Data records
____
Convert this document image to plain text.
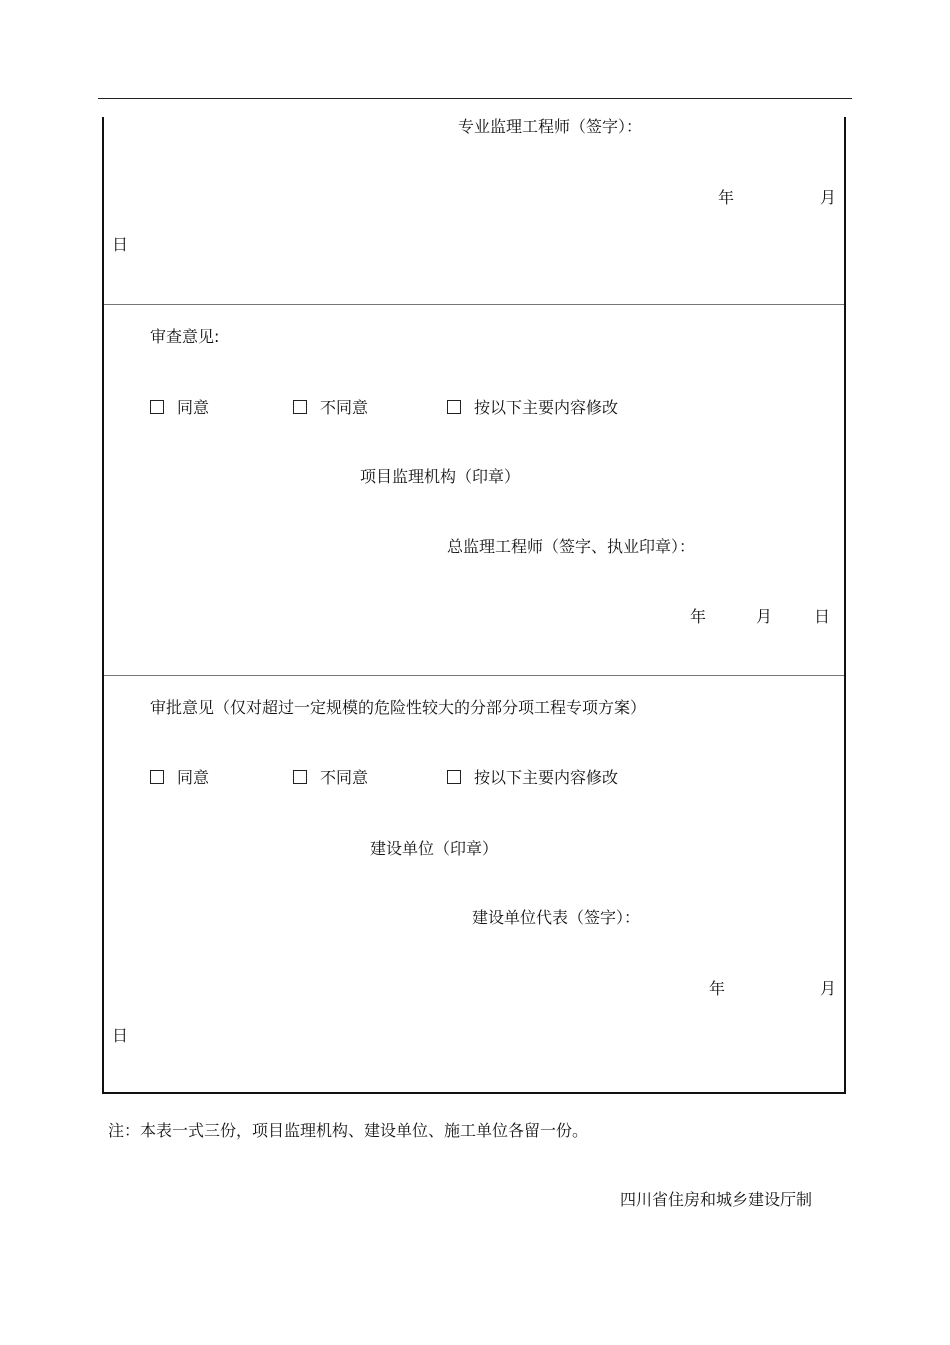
专业监理工程师（签字）：
年	月
日
审查意见:
同意	不同意	按以下主要内容修改
项目监理机构（印章）
总监理工程师（签字、执业印章）：
年	月	日
审批意见（仅对超过一定规模的危险性较大的分部分项工程专项方案）
同意	不同意	按以下主要内容修改
建设单位（印章）
建设单位代表（签字）：
年	月
日
注：本表一式三份，项目监理机构、建设单位、施工单位各留一份。
四川省住房和城乡建设厅制
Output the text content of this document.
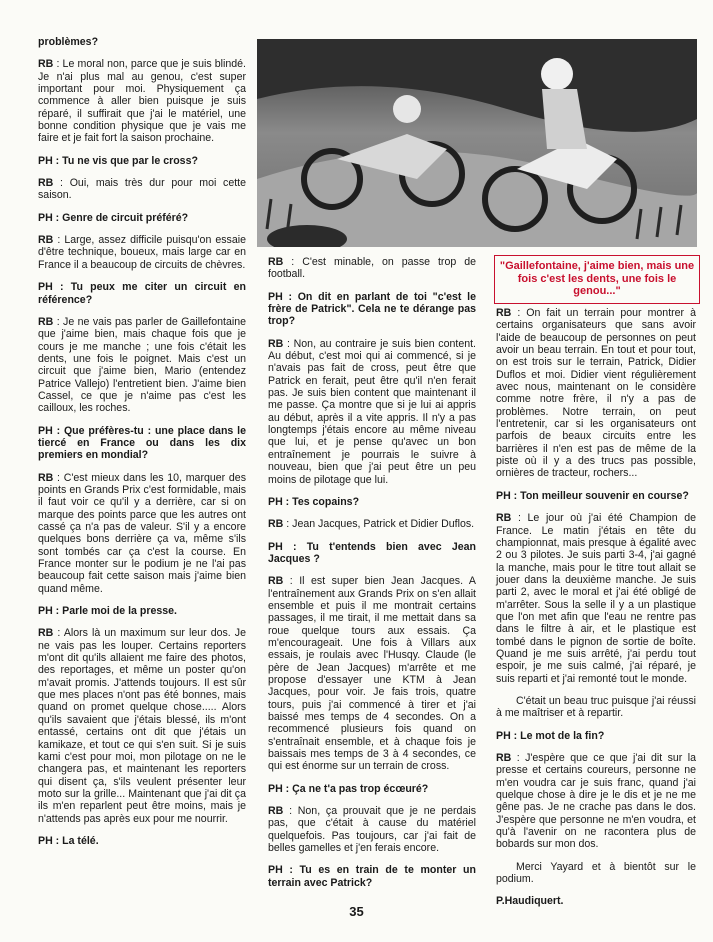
"Gaillefontaine, j'aime bien, mais une fois c'est les dents, une fois le genou..."

problèmes?

RB : Le moral non, parce que je suis blindé. Je n'ai plus mal au genou, c'est super important pour moi. Physiquement ça commence à aller bien puisque je suis réparé, il suffirait que j'ai le matériel, une bonne condition physique que je vais me faire et je fait fort la saison prochaine.

PH : Tu ne vis que par le cross?

RB : Oui, mais très dur pour moi cette saison.

PH : Genre de circuit préféré?

RB : Large, assez difficile puisqu'on essaie d'être technique, boueux, mais large car en France il a beaucoup de circuits de chèvres.

PH : Tu peux me citer un circuit en référence?

RB : Je ne vais pas parler de Gaillefontaine que j'aime bien, mais chaque fois que je cours je me manche ; une fois c'était les dents, une fois le poignet. Mais c'est un circuit que j'aime bien, Mario (entendez Patrice Vallejo) l'entretient bien. J'aime bien Cassel, ce que je n'aime pas c'est les cailloux, les roches.

PH : Que préfères-tu : une place dans le tiercé en France ou dans les dix premiers en mondial?

RB : C'est mieux dans les 10, marquer des points en Grands Prix c'est formidable, mais il faut voir ce qu'il y a derrière, car si on marque des points parce que les autres ont cassé ça n'a pas de valeur. S'il y a encore quelques bons derrière ça va, même s'ils sont tombés car ça c'est la course. En France monter sur le podium je ne l'ai pas beaucoup fait cette saison mais j'aime bien quand même.

PH : Parle moi de la presse.

RB : Alors là un maximum sur leur dos. Je ne vais pas les louper. Certains reporters m'ont dit qu'ils allaient me faire des photos, des reportages, et même un poster qu'on m'avait promis. J'attends toujours. Il est sûr que mes places n'ont pas été bonnes, mais quand on promet quelque chose..... Alors qu'ils savaient que j'étais blessé, ils m'ont entassé, certains ont dit que j'étais un kamikaze, et tout ce qui s'en suit. Si je suis kami c'est pour moi, mon pilotage on ne le changera pas, et maintenant les reporters qui disent ça, s'ils veulent présenter leur moto sur la grille... Maintenant que j'ai dit ça ils m'en reparlent peut être moins, mais je n'attends pas après eux pour me nourrir.

PH : La télé.

RB : C'est minable, on passe trop de football.

PH : On dit en parlant de toi "c'est le frère de Patrick". Cela ne te dérange pas trop?

RB : Non, au contraire je suis bien content. Au début, c'est moi qui ai commencé, si je n'avais pas fait de cross, peut être que Patrick en ferait, peut être qu'il n'en ferait pas. Je suis bien content que maintenant il me passe. Ça montre que si je lui ai appris au début, après il a vite appris. Il n'y a pas longtemps j'étais encore au même niveau que lui, et je pense qu'avec un bon entraînement je pourrais le suivre à nouveau, bien que j'ai peut être un peu moins de pilotage que lui.

PH : Tes copains?

RB : Jean Jacques, Patrick et Didier Duflos.

PH : Tu t'entends bien avec Jean Jacques ?

RB : Il est super bien Jean Jacques. A l'entraînement aux Grands Prix on s'en allait ensemble et puis il me montrait certains passages, il me tirait, il me mettait dans sa roue quelque tours aux essais. Ça m'encourageait. Une fois à Villars aux essais, je roulais avec l'Husqy. Claude (le père de Jean Jacques) m'arrête et me propose d'essayer une KTM à Jean Jacques, pour voir. Je fais trois, quatre tours, puis j'ai commencé à tirer et j'ai baissé mes temps de 4 secondes. On a recommencé plusieurs fois quand on s'entraînait ensemble, et à chaque fois je baissais mes temps de 3 à 4 secondes, ce qui est énorme sur un terrain de cross.

PH : Ça ne t'a pas trop écœuré?

RB : Non, ça prouvait que je ne perdais pas, que c'était à cause du matériel quelquefois. Pas toujours, car j'ai fait de belles gamelles et j'en ferais encore.

PH : Tu es en train de te monter un terrain avec Patrick?

RB : On fait un terrain pour montrer à certains organisateurs que sans avoir l'aide de beaucoup de personnes on peut avoir un beau terrain. En tout et pour tout, on est trois sur le terrain, Patrick, Didier Duflos et moi. Didier vient régulièrement avec nous, maintenant on le considère comme notre frère, il n'y a pas de problèmes. Notre terrain, on peut l'entretenir, car si les organisateurs ont parfois de beaux circuits entre les barrières il n'en est pas de même de la piste où il y a des trucs pas possible, ornières de tracteur, rochers...

PH : Ton meilleur souvenir en course?

RB : Le jour où j'ai été Champion de France. Le matin j'étais en tête du championnat, mais presque à égalité avec 2 ou 3 pilotes. Je suis parti 3-4, j'ai gagné la manche, mais pour le titre tout allait se jouer dans la deuxième manche. Je suis parti 2, avec le moral et j'ai été obligé de m'arrêter. Sous la selle il y a un plastique que l'on met afin que l'eau ne rentre pas dans le filtre à air, et le plastique est tombé dans le pignon de sortie de boîte. Quand je me suis arrêté, j'ai perdu tout espoir, je me suis calmé, j'ai réparé, je suis reparti et j'ai remonté tout le monde.

C'était un beau truc puisque j'ai réussi à me maîtriser et à repartir.

PH : Le mot de la fin?

RB : J'espère que ce que j'ai dit sur la presse et certains coureurs, personne ne m'en voudra car je suis franc, quand j'ai quelque chose à dire je le dis et je ne me gêne pas. Je ne crache pas dans le dos. J'espère que personne ne m'en voudra, et qu'à l'avenir on ne racontera plus de bobards sur mon dos.

Merci Yayard et à bientôt sur le podium.

P.Haudiquert.

35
____
_Exercise brief_:
Copy out all lines from the material above that contain the string "this".

_Written answer_:
Convert this document image to plain text.
Output the text content of this document.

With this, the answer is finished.